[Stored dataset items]
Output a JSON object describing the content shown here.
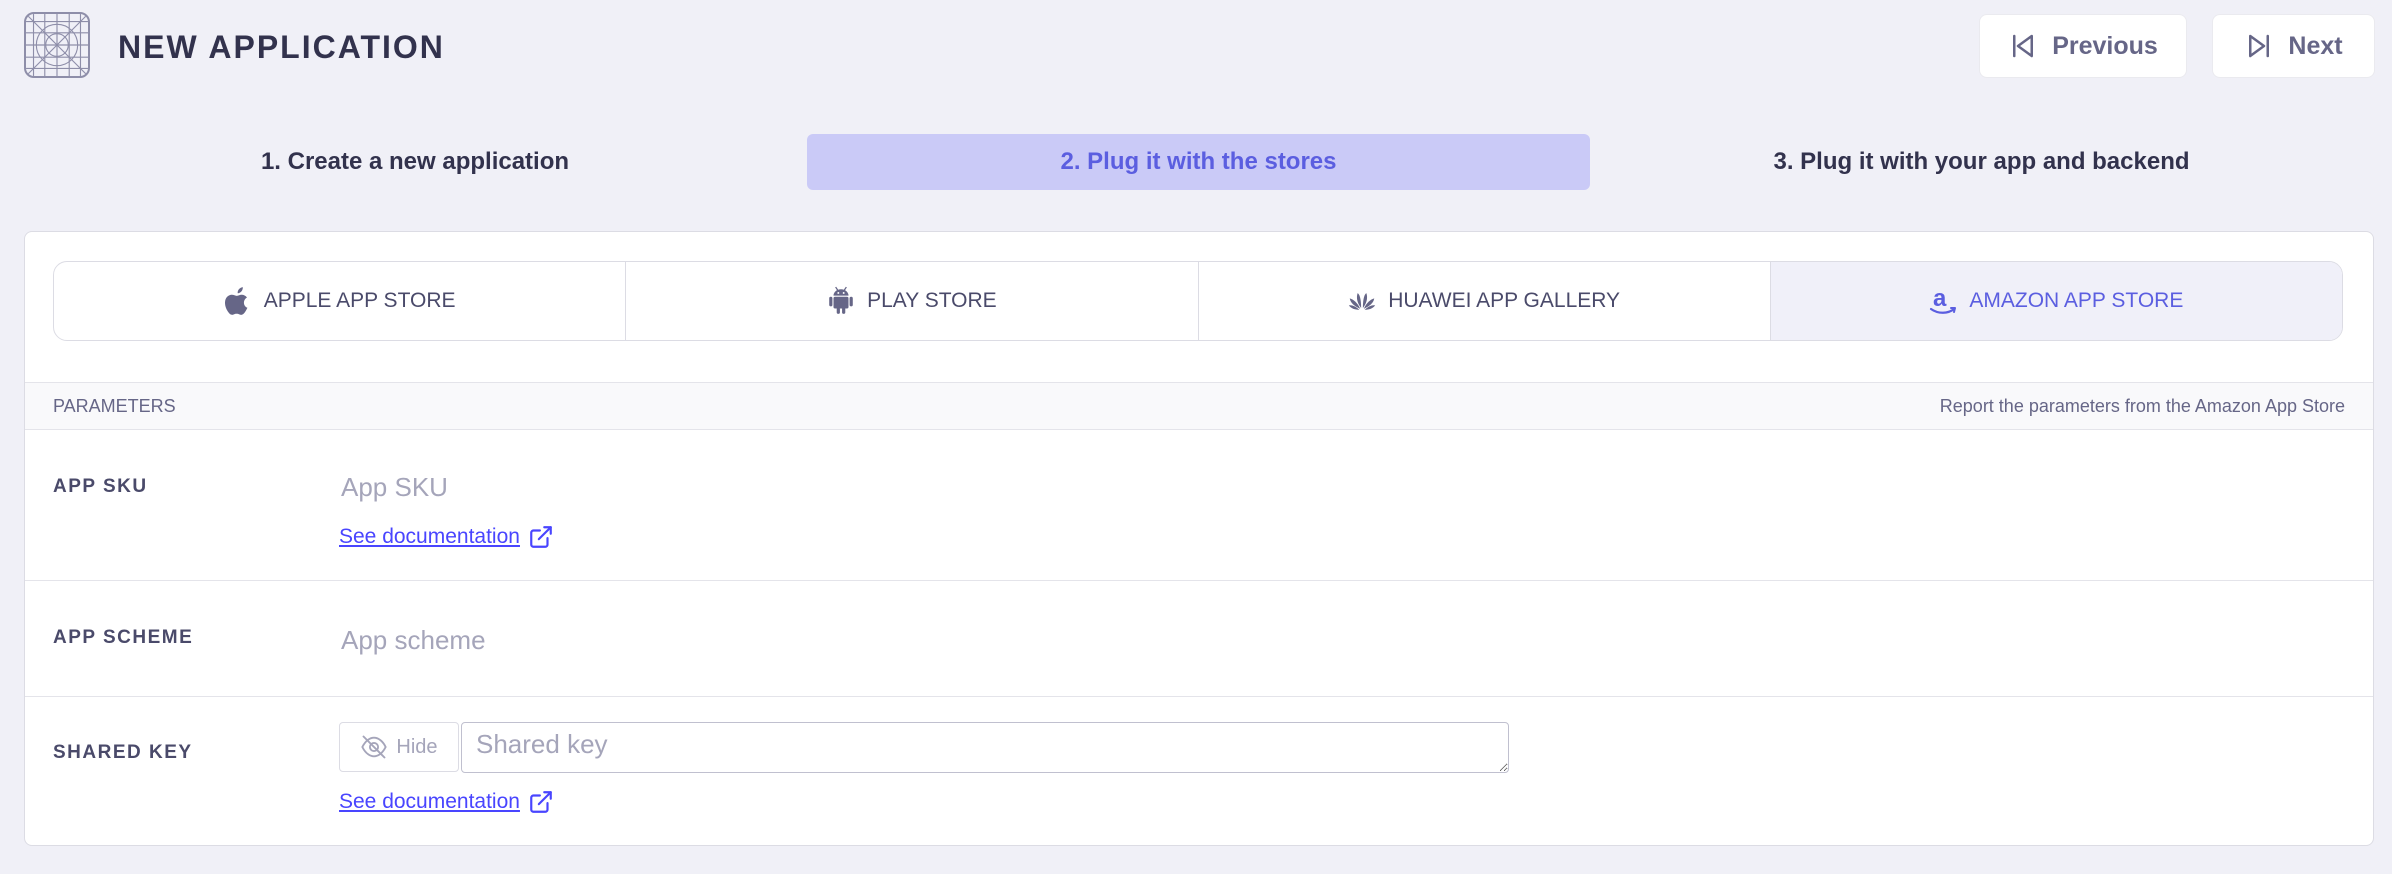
{
  "header": {
    "title": "NEW APPLICATION",
    "previous_label": "Previous",
    "next_label": "Next"
  },
  "steps": [
    {
      "label": "1. Create a new application",
      "active": false
    },
    {
      "label": "2. Plug it with the stores",
      "active": true
    },
    {
      "label": "3. Plug it with your app and backend",
      "active": false
    }
  ],
  "store_tabs": [
    {
      "label": "APPLE APP STORE",
      "icon": "apple-icon",
      "active": false
    },
    {
      "label": "PLAY STORE",
      "icon": "android-icon",
      "active": false
    },
    {
      "label": "HUAWEI APP GALLERY",
      "icon": "huawei-icon",
      "active": false
    },
    {
      "label": "AMAZON APP STORE",
      "icon": "amazon-icon",
      "active": true
    }
  ],
  "parameters": {
    "label": "PARAMETERS",
    "hint": "Report the parameters from the Amazon App Store"
  },
  "fields": {
    "app_sku": {
      "label": "APP SKU",
      "placeholder": "App SKU",
      "doc_link": "See documentation"
    },
    "app_scheme": {
      "label": "APP SCHEME",
      "placeholder": "App scheme"
    },
    "shared_key": {
      "label": "SHARED KEY",
      "placeholder": "Shared key",
      "hide_label": "Hide",
      "doc_link": "See documentation"
    }
  },
  "colors": {
    "accent": "#5b5ee0",
    "active_step_bg": "#cacaf7",
    "link": "#4945ff",
    "background": "#f0f0f7"
  }
}
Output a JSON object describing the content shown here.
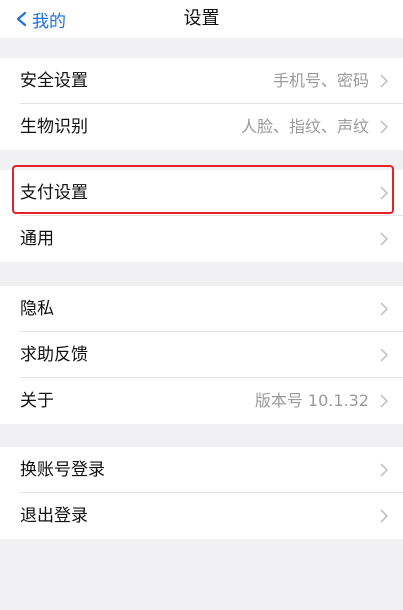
{
  "nav": {
    "back_label": "我的",
    "title": "设置"
  },
  "groups": [
    {
      "items": [
        {
          "label": "安全设置",
          "detail": "手机号、密码"
        },
        {
          "label": "生物识别",
          "detail": "人脸、指纹、声纹"
        }
      ]
    },
    {
      "items": [
        {
          "label": "支付设置",
          "detail": ""
        },
        {
          "label": "通用",
          "detail": ""
        }
      ]
    },
    {
      "items": [
        {
          "label": "隐私",
          "detail": ""
        },
        {
          "label": "求助反馈",
          "detail": ""
        },
        {
          "label": "关于",
          "detail": "版本号 10.1.32"
        }
      ]
    },
    {
      "items": [
        {
          "label": "换账号登录",
          "detail": ""
        },
        {
          "label": "退出登录",
          "detail": ""
        }
      ]
    }
  ],
  "colors": {
    "accent": "#1f6fe5",
    "highlight": "#e5222b",
    "background": "#f1f1f3"
  }
}
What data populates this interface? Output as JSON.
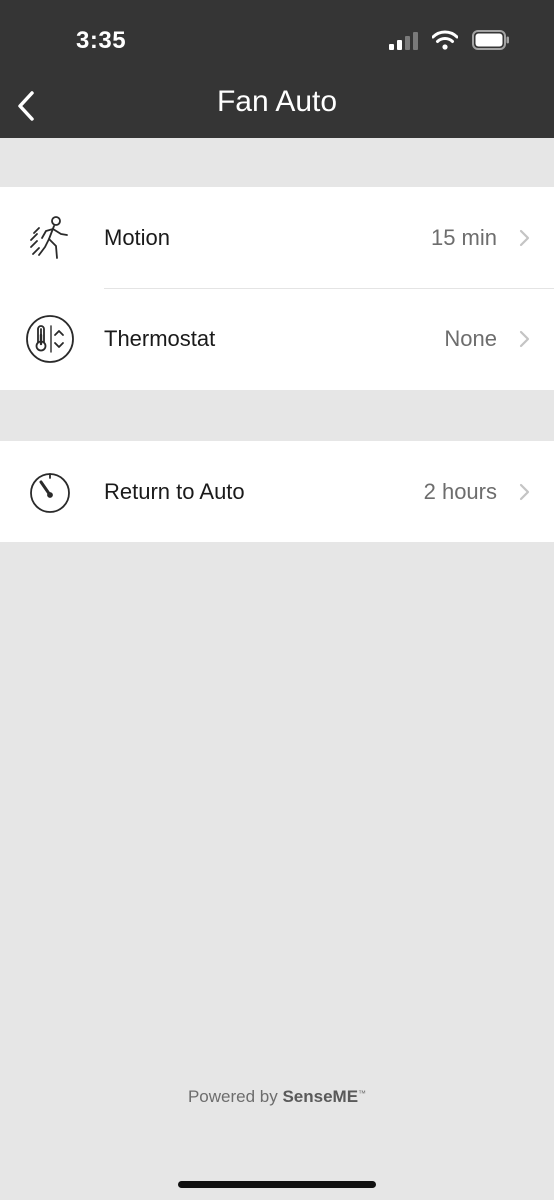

WORK TO DO
Which lines hold the word "with"? Copy all of them.

TASK RESULT
      "label": "2. Plug it with the stores",
      "label": "3. Plug it with your app and backend",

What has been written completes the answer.